### SHORT PROBLEM
Copy out every line in which the string "Songs" occurs.

Stored data:
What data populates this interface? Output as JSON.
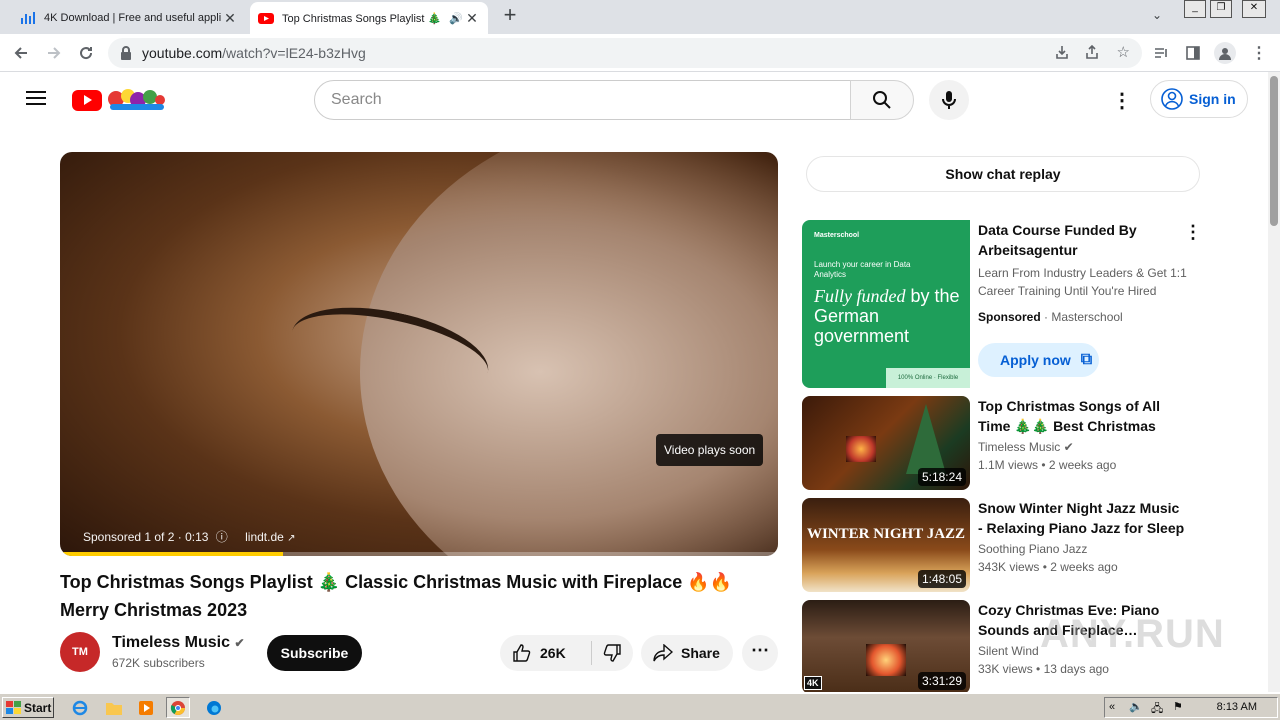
{
  "browser": {
    "tabs": [
      {
        "title": "4K Download | Free and useful appli",
        "icon": "4k-download-icon"
      },
      {
        "title": "Top Christmas Songs Playlist 🎄",
        "icon": "youtube-favicon",
        "active": true
      }
    ],
    "url_host": "youtube.com",
    "url_path": "/watch?v=lE24-b3zHvg"
  },
  "youtube": {
    "search_placeholder": "Search",
    "signin_label": "Sign in"
  },
  "player": {
    "plays_soon": "Video plays soon",
    "ad_label": "Sponsored 1 of 2 · 0:13",
    "ad_link": "lindt.de",
    "progress": 0.31
  },
  "video": {
    "title": "Top Christmas Songs Playlist 🎄 Classic Christmas Music with Fireplace 🔥🔥 Merry Christmas 2023",
    "channel": "Timeless Music",
    "channel_initials": "TM",
    "subscribers": "672K subscribers",
    "subscribe_label": "Subscribe",
    "likes": "26K",
    "share_label": "Share"
  },
  "sidebar": {
    "chat_replay": "Show chat replay",
    "ad": {
      "title": "Data Course Funded By Arbeitsagentur",
      "desc": "Learn From Industry Leaders & Get 1:1 Career Training Until You're Hired",
      "sponsored": "Sponsored",
      "advertiser": "Masterschool",
      "cta": "Apply now",
      "thumb_brand": "Masterschool",
      "thumb_line1": "Launch your career in Data Analytics",
      "thumb_italic": "Fully funded",
      "thumb_rest": "by the German government",
      "thumb_footer": "100% Online · Flexible"
    },
    "videos": [
      {
        "title": "Top Christmas Songs of All Time 🎄🎄 Best Christmas Musi…",
        "channel": "Timeless Music",
        "views": "1.1M views",
        "age": "2 weeks ago",
        "duration": "5:18:24",
        "verified": true
      },
      {
        "title": "Snow Winter Night Jazz Music - Relaxing Piano Jazz for Sleep …",
        "channel": "Soothing Piano Jazz",
        "views": "343K views",
        "age": "2 weeks ago",
        "duration": "1:48:05",
        "thumb_text": "WINTER NIGHT JAZZ"
      },
      {
        "title": "Cozy Christmas Eve: Piano Sounds and Fireplace…",
        "channel": "Silent Wind",
        "views": "33K views",
        "age": "13 days ago",
        "duration": "3:31:29",
        "badge": "4K"
      }
    ]
  },
  "taskbar": {
    "start_label": "Start",
    "clock": "8:13 AM"
  },
  "watermark": "ANY.RUN"
}
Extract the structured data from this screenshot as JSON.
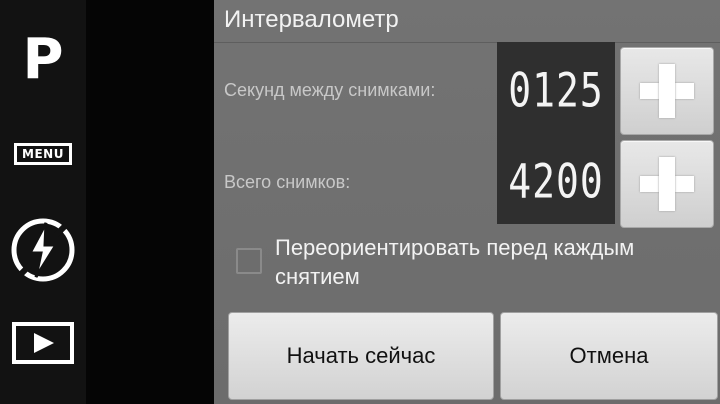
{
  "toolbar": {
    "mode_letter": "P",
    "menu_label": "MENU",
    "icons": [
      "menu-icon",
      "flash-auto-icon",
      "playback-icon"
    ]
  },
  "dialog": {
    "title": "Интервалометр",
    "seconds_label": "Секунд между снимками:",
    "seconds_value": "0125",
    "total_label": "Всего снимков:",
    "total_value": "4200",
    "reorient_label": "Переориентировать перед каждым снятием",
    "reorient_checked": false,
    "start_button": "Начать сейчас",
    "cancel_button": "Отмена"
  },
  "colors": {
    "dialog_bg": "#737373",
    "display_bg": "#2f2f2f",
    "button_bg": "#e0e0e0"
  }
}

### THE COMPLETED TASK
        "title": "Top Christmas Songs Playlist 🎄",
    "title": "Top Christmas Songs Playlist 🎄 Classic Christmas Music with Fireplace 🔥🔥 Merry Christmas 2023",
        "title": "Top Christmas Songs of All Time 🎄🎄 Best Christmas Musi…",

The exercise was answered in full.